Written exercise:
Note how many lines hold "这对生产管理有何思路" and report that number by itself.

Stored data

----

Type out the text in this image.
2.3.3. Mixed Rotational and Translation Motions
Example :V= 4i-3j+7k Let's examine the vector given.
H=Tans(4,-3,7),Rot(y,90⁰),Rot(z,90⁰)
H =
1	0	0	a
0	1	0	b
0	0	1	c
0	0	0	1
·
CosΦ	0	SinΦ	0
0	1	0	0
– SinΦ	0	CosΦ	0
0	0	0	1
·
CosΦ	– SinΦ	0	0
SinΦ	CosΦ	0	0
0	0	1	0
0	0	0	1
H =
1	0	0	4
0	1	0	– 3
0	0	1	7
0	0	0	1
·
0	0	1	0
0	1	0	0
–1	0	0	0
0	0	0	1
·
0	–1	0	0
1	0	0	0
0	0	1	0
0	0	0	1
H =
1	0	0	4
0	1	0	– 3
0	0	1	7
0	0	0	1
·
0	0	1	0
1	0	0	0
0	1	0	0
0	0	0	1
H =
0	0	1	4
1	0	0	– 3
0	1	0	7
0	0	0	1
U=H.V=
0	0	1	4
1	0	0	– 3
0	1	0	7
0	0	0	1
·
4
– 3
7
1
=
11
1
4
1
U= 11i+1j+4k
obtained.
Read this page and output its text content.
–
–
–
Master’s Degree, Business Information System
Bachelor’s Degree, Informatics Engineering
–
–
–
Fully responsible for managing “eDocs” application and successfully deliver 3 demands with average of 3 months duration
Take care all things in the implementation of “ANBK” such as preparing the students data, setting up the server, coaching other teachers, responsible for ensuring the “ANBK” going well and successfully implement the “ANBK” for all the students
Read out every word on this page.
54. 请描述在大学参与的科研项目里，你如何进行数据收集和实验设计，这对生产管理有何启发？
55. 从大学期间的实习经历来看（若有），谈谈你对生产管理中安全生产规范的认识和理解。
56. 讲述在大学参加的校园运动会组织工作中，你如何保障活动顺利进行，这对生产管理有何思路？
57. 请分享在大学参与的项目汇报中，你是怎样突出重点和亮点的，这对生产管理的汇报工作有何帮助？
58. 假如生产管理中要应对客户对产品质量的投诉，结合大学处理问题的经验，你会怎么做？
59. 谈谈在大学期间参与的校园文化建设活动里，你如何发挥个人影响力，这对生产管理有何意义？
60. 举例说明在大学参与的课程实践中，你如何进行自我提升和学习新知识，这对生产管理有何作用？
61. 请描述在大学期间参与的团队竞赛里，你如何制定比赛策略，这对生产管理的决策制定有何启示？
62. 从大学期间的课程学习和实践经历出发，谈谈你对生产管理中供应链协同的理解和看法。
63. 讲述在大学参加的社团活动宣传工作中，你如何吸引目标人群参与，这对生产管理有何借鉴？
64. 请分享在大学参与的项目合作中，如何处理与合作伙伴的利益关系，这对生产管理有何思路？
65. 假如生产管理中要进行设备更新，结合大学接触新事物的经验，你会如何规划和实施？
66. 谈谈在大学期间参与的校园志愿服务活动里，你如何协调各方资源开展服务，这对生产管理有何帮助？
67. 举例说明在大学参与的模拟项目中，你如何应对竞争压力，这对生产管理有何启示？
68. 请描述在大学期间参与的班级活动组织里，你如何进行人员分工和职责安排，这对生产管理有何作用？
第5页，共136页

----

Result of the exercise:
2